• [WHAT THIS TASK INVOLVES]
Repeat the full listing below verbatim and keep the images out.

### PROVIDED DATA

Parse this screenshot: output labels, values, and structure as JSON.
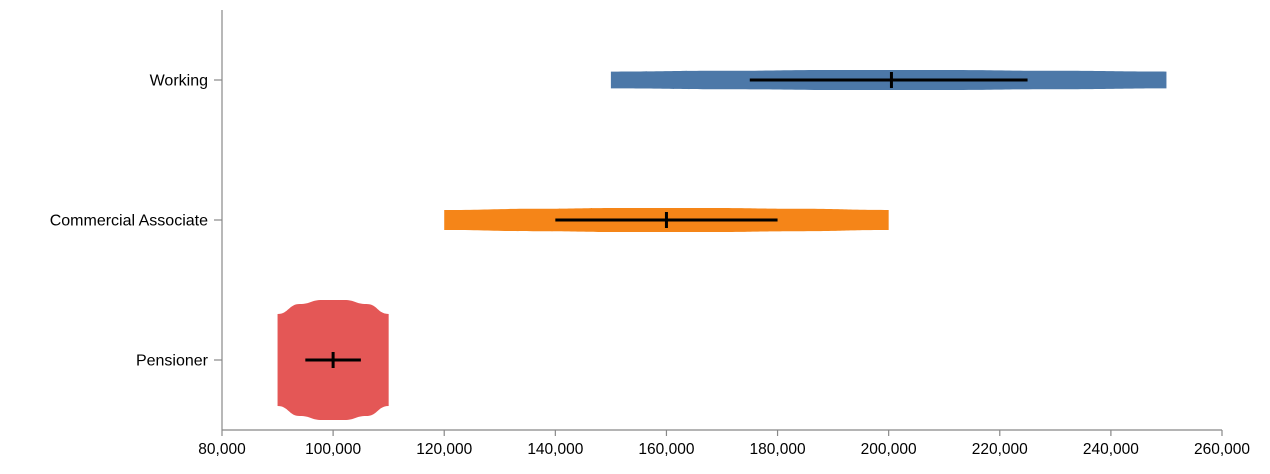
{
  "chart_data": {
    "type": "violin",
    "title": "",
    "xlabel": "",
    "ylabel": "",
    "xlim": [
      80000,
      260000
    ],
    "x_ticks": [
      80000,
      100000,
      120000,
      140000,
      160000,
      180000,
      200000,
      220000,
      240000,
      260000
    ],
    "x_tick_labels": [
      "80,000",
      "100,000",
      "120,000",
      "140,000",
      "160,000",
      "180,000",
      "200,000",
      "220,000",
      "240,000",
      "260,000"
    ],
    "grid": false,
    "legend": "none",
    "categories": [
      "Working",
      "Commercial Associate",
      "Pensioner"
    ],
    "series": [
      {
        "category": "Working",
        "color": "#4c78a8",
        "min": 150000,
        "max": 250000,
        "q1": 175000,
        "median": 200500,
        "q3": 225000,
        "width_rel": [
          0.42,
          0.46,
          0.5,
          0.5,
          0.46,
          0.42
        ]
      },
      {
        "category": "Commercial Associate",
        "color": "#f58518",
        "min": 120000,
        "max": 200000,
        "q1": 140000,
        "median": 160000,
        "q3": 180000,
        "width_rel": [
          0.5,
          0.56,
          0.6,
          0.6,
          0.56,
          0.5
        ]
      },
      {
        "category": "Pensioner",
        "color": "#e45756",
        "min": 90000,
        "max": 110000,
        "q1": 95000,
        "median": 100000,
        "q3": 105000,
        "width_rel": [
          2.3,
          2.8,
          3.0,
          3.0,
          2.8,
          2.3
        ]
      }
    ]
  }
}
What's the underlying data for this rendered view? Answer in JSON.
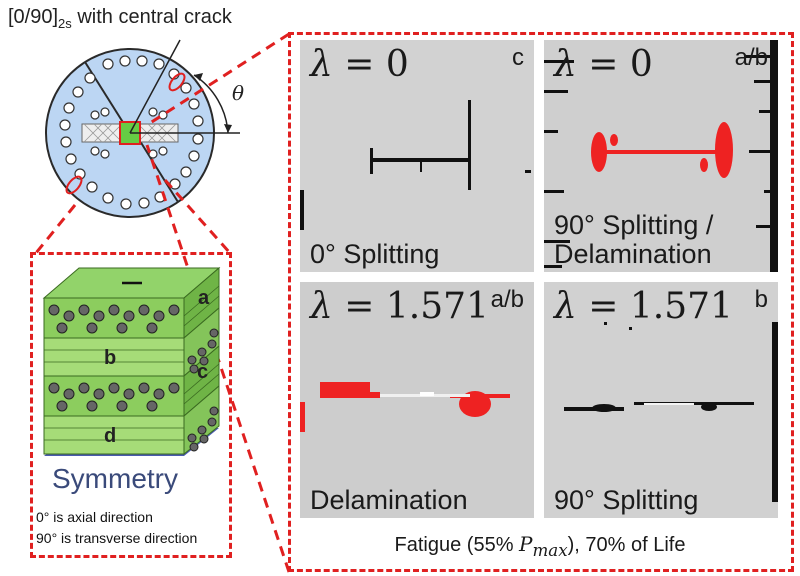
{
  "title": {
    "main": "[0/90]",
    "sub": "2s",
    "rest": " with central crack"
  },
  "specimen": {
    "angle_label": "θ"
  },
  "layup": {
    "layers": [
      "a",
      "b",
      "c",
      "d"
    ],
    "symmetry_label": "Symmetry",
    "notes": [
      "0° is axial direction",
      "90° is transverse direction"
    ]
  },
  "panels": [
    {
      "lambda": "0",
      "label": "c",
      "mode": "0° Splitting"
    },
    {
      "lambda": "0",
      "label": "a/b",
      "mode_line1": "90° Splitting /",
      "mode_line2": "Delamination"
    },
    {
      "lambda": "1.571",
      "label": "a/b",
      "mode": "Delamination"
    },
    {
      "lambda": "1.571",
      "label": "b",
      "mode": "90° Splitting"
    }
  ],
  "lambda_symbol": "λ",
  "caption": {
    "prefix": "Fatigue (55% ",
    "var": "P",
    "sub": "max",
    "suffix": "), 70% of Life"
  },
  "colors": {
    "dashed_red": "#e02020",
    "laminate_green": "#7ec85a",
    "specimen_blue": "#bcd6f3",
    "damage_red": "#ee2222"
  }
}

######

• [SOLVED EXERCISE]
Parse this screenshot: output labels, values, and structure as JSON.
{
  "chart_data": {
    "type": "violin",
    "title": "",
    "xlabel": "",
    "ylabel": "",
    "xlim": [
      80000,
      260000
    ],
    "x_ticks": [
      80000,
      100000,
      120000,
      140000,
      160000,
      180000,
      200000,
      220000,
      240000,
      260000
    ],
    "x_tick_labels": [
      "80,000",
      "100,000",
      "120,000",
      "140,000",
      "160,000",
      "180,000",
      "200,000",
      "220,000",
      "240,000",
      "260,000"
    ],
    "grid": false,
    "legend": "none",
    "categories": [
      "Working",
      "Commercial Associate",
      "Pensioner"
    ],
    "series": [
      {
        "category": "Working",
        "color": "#4c78a8",
        "min": 150000,
        "max": 250000,
        "q1": 175000,
        "median": 200500,
        "q3": 225000,
        "width_rel": [
          0.42,
          0.46,
          0.5,
          0.5,
          0.46,
          0.42
        ]
      },
      {
        "category": "Commercial Associate",
        "color": "#f58518",
        "min": 120000,
        "max": 200000,
        "q1": 140000,
        "median": 160000,
        "q3": 180000,
        "width_rel": [
          0.5,
          0.56,
          0.6,
          0.6,
          0.56,
          0.5
        ]
      },
      {
        "category": "Pensioner",
        "color": "#e45756",
        "min": 90000,
        "max": 110000,
        "q1": 95000,
        "median": 100000,
        "q3": 105000,
        "width_rel": [
          2.3,
          2.8,
          3.0,
          3.0,
          2.8,
          2.3
        ]
      }
    ]
  }
}
What's the underlying data for this rendered view? Answer in JSON.
{
  "title": {
    "main": "[0/90]",
    "sub": "2s",
    "rest": " with central crack"
  },
  "specimen": {
    "angle_label": "θ"
  },
  "layup": {
    "layers": [
      "a",
      "b",
      "c",
      "d"
    ],
    "symmetry_label": "Symmetry",
    "notes": [
      "0° is axial direction",
      "90° is transverse direction"
    ]
  },
  "panels": [
    {
      "lambda": "0",
      "label": "c",
      "mode": "0° Splitting"
    },
    {
      "lambda": "0",
      "label": "a/b",
      "mode_line1": "90° Splitting /",
      "mode_line2": "Delamination"
    },
    {
      "lambda": "1.571",
      "label": "a/b",
      "mode": "Delamination"
    },
    {
      "lambda": "1.571",
      "label": "b",
      "mode": "90° Splitting"
    }
  ],
  "lambda_symbol": "λ",
  "caption": {
    "prefix": "Fatigue (55% ",
    "var": "P",
    "sub": "max",
    "suffix": "), 70% of Life"
  },
  "colors": {
    "dashed_red": "#e02020",
    "laminate_green": "#7ec85a",
    "specimen_blue": "#bcd6f3",
    "damage_red": "#ee2222"
  }
}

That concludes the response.